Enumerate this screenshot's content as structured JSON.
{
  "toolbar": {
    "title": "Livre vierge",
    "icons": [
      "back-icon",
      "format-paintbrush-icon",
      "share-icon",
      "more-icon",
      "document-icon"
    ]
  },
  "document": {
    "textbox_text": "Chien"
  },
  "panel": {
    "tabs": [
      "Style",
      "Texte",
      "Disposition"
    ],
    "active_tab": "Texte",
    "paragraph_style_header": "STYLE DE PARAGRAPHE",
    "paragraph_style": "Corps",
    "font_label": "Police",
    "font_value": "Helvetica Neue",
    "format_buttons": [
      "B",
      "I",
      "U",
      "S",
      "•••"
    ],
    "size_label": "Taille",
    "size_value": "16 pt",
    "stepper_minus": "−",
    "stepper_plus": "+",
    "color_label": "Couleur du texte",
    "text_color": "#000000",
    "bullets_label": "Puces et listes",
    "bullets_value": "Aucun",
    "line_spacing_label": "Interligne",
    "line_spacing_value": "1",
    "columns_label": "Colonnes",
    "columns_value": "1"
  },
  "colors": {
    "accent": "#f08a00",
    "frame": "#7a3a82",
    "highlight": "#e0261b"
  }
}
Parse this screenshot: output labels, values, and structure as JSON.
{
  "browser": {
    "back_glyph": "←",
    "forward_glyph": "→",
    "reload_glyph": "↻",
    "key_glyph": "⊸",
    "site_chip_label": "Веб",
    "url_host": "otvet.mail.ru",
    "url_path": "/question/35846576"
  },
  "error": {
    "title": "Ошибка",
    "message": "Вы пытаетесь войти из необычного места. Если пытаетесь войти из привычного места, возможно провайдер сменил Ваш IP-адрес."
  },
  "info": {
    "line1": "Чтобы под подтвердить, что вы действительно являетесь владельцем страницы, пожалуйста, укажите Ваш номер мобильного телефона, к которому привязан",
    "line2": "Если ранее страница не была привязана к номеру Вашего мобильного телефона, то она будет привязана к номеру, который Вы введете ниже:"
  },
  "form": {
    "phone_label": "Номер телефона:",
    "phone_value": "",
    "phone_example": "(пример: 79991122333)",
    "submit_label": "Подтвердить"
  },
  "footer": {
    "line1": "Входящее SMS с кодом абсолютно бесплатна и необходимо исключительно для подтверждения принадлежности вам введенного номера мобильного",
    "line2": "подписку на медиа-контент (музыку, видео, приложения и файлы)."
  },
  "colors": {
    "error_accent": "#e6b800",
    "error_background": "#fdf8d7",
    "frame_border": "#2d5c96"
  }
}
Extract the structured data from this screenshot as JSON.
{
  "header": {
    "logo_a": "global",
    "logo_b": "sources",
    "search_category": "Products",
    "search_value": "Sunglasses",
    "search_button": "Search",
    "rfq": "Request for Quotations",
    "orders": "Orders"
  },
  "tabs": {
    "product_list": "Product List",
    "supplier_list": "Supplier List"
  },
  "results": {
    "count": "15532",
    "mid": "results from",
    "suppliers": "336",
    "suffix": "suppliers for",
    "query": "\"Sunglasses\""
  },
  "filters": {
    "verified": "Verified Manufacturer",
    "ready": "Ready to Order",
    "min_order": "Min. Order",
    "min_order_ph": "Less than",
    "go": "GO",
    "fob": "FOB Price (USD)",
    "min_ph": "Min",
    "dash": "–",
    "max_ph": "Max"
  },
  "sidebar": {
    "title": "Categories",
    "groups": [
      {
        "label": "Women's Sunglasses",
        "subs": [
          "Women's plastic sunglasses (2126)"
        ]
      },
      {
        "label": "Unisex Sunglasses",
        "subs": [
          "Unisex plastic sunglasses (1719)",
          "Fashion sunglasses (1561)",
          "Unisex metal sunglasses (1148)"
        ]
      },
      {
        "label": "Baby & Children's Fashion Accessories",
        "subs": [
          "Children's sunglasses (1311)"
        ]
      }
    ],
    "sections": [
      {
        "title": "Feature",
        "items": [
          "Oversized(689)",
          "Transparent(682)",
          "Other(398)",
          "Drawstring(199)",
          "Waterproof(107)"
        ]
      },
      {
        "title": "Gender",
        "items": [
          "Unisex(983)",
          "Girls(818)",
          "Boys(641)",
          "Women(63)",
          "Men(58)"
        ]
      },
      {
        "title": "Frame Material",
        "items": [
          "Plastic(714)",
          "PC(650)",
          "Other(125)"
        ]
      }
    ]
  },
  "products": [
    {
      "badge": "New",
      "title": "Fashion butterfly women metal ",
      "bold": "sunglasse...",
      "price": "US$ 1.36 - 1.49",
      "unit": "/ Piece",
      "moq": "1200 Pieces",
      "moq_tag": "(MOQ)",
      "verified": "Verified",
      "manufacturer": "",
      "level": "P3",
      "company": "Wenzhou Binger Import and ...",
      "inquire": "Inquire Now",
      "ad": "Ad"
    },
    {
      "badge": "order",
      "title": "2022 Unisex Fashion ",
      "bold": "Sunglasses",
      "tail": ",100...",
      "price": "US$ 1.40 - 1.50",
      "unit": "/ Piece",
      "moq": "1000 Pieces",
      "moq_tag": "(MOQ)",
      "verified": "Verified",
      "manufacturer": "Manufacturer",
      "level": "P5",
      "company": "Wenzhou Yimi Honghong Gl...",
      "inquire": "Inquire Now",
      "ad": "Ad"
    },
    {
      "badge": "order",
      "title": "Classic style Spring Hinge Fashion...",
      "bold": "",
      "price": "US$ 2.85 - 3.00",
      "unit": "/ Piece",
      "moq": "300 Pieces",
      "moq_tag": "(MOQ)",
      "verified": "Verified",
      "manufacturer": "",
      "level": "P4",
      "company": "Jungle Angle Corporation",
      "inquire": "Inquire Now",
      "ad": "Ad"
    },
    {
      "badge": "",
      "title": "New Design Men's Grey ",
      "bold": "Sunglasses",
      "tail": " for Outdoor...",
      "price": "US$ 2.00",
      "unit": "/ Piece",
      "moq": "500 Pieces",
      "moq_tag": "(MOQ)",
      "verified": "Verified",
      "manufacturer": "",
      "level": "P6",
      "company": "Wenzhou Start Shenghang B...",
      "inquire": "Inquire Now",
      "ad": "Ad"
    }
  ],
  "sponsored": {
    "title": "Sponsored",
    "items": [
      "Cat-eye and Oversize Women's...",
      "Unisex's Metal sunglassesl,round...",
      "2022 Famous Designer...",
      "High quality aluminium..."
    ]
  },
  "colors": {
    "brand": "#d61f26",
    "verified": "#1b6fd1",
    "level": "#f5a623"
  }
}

○ ○ ○ ○

- [What is expected]: Set down all of the entries exactly, please.

- [Response for this exercise]:
Enumerate this screenshot's content as structured JSON.
{
  "toolbar": {
    "title": "Livre vierge",
    "icons": [
      "back-icon",
      "format-paintbrush-icon",
      "share-icon",
      "more-icon",
      "document-icon"
    ]
  },
  "document": {
    "textbox_text": "Chien"
  },
  "panel": {
    "tabs": [
      "Style",
      "Texte",
      "Disposition"
    ],
    "active_tab": "Texte",
    "paragraph_style_header": "STYLE DE PARAGRAPHE",
    "paragraph_style": "Corps",
    "font_label": "Police",
    "font_value": "Helvetica Neue",
    "format_buttons": [
      "B",
      "I",
      "U",
      "S",
      "•••"
    ],
    "size_label": "Taille",
    "size_value": "16 pt",
    "stepper_minus": "−",
    "stepper_plus": "+",
    "color_label": "Couleur du texte",
    "text_color": "#000000",
    "bullets_label": "Puces et listes",
    "bullets_value": "Aucun",
    "line_spacing_label": "Interligne",
    "line_spacing_value": "1",
    "columns_label": "Colonnes",
    "columns_value": "1"
  },
  "colors": {
    "accent": "#f08a00",
    "frame": "#7a3a82",
    "highlight": "#e0261b"
  }
}
Parse this screenshot: output labels, values, and structure as JSON.
{
  "browser": {
    "back_glyph": "←",
    "forward_glyph": "→",
    "reload_glyph": "↻",
    "key_glyph": "⊸",
    "site_chip_label": "Веб",
    "url_host": "otvet.mail.ru",
    "url_path": "/question/35846576"
  },
  "error": {
    "title": "Ошибка",
    "message": "Вы пытаетесь войти из необычного места. Если пытаетесь войти из привычного места, возможно провайдер сменил Ваш IP-адрес."
  },
  "info": {
    "line1": "Чтобы под подтвердить, что вы действительно являетесь владельцем страницы, пожалуйста, укажите Ваш номер мобильного телефона, к которому привязан",
    "line2": "Если ранее страница не была привязана к номеру Вашего мобильного телефона, то она будет привязана к номеру, который Вы введете ниже:"
  },
  "form": {
    "phone_label": "Номер телефона:",
    "phone_value": "",
    "phone_example": "(пример: 79991122333)",
    "submit_label": "Подтвердить"
  },
  "footer": {
    "line1": "Входящее SMS с кодом абсолютно бесплатна и необходимо исключительно для подтверждения принадлежности вам введенного номера мобильного",
    "line2": "подписку на медиа-контент (музыку, видео, приложения и файлы)."
  },
  "colors": {
    "error_accent": "#e6b800",
    "error_background": "#fdf8d7",
    "frame_border": "#2d5c96"
  }
}
Extract the structured data from this screenshot as JSON.
{
  "header": {
    "logo_a": "global",
    "logo_b": "sources",
    "search_category": "Products",
    "search_value": "Sunglasses",
    "search_button": "Search",
    "rfq": "Request for Quotations",
    "orders": "Orders"
  },
  "tabs": {
    "product_list": "Product List",
    "supplier_list": "Supplier List"
  },
  "results": {
    "count": "15532",
    "mid": "results from",
    "suppliers": "336",
    "suffix": "suppliers for",
    "query": "\"Sunglasses\""
  },
  "filters": {
    "verified": "Verified Manufacturer",
    "ready": "Ready to Order",
    "min_order": "Min. Order",
    "min_order_ph": "Less than",
    "go": "GO",
    "fob": "FOB Price (USD)",
    "min_ph": "Min",
    "dash": "–",
    "max_ph": "Max"
  },
  "sidebar": {
    "title": "Categories",
    "groups": [
      {
        "label": "Women's Sunglasses",
        "subs": [
          "Women's plastic sunglasses (2126)"
        ]
      },
      {
        "label": "Unisex Sunglasses",
        "subs": [
          "Unisex plastic sunglasses (1719)",
          "Fashion sunglasses (1561)",
          "Unisex metal sunglasses (1148)"
        ]
      },
      {
        "label": "Baby & Children's Fashion Accessories",
        "subs": [
          "Children's sunglasses (1311)"
        ]
      }
    ],
    "sections": [
      {
        "title": "Feature",
        "items": [
          "Oversized(689)",
          "Transparent(682)",
          "Other(398)",
          "Drawstring(199)",
          "Waterproof(107)"
        ]
      },
      {
        "title": "Gender",
        "items": [
          "Unisex(983)",
          "Girls(818)",
          "Boys(641)",
          "Women(63)",
          "Men(58)"
        ]
      },
      {
        "title": "Frame Material",
        "items": [
          "Plastic(714)",
          "PC(650)",
          "Other(125)"
        ]
      }
    ]
  },
  "products": [
    {
      "badge": "New",
      "title": "Fashion butterfly women metal ",
      "bold": "sunglasse...",
      "price": "US$ 1.36 - 1.49",
      "unit": "/ Piece",
      "moq": "1200 Pieces",
      "moq_tag": "(MOQ)",
      "verified": "Verified",
      "manufacturer": "",
      "level": "P3",
      "company": "Wenzhou Binger Import and ...",
      "inquire": "Inquire Now",
      "ad": "Ad"
    },
    {
      "badge": "order",
      "title": "2022 Unisex Fashion ",
      "bold": "Sunglasses",
      "tail": ",100...",
      "price": "US$ 1.40 - 1.50",
      "unit": "/ Piece",
      "moq": "1000 Pieces",
      "moq_tag": "(MOQ)",
      "verified": "Verified",
      "manufacturer": "Manufacturer",
      "level": "P5",
      "company": "Wenzhou Yimi Honghong Gl...",
      "inquire": "Inquire Now",
      "ad": "Ad"
    },
    {
      "badge": "order",
      "title": "Classic style Spring Hinge Fashion...",
      "bold": "",
      "price": "US$ 2.85 - 3.00",
      "unit": "/ Piece",
      "moq": "300 Pieces",
      "moq_tag": "(MOQ)",
      "verified": "Verified",
      "manufacturer": "",
      "level": "P4",
      "company": "Jungle Angle Corporation",
      "inquire": "Inquire Now",
      "ad": "Ad"
    },
    {
      "badge": "",
      "title": "New Design Men's Grey ",
      "bold": "Sunglasses",
      "tail": " for Outdoor...",
      "price": "US$ 2.00",
      "unit": "/ Piece",
      "moq": "500 Pieces",
      "moq_tag": "(MOQ)",
      "verified": "Verified",
      "manufacturer": "",
      "level": "P6",
      "company": "Wenzhou Start Shenghang B...",
      "inquire": "Inquire Now",
      "ad": "Ad"
    }
  ],
  "sponsored": {
    "title": "Sponsored",
    "items": [
      "Cat-eye and Oversize Women's...",
      "Unisex's Metal sunglassesl,round...",
      "2022 Famous Designer...",
      "High quality aluminium..."
    ]
  },
  "colors": {
    "brand": "#d61f26",
    "verified": "#1b6fd1",
    "level": "#f5a623"
  }
}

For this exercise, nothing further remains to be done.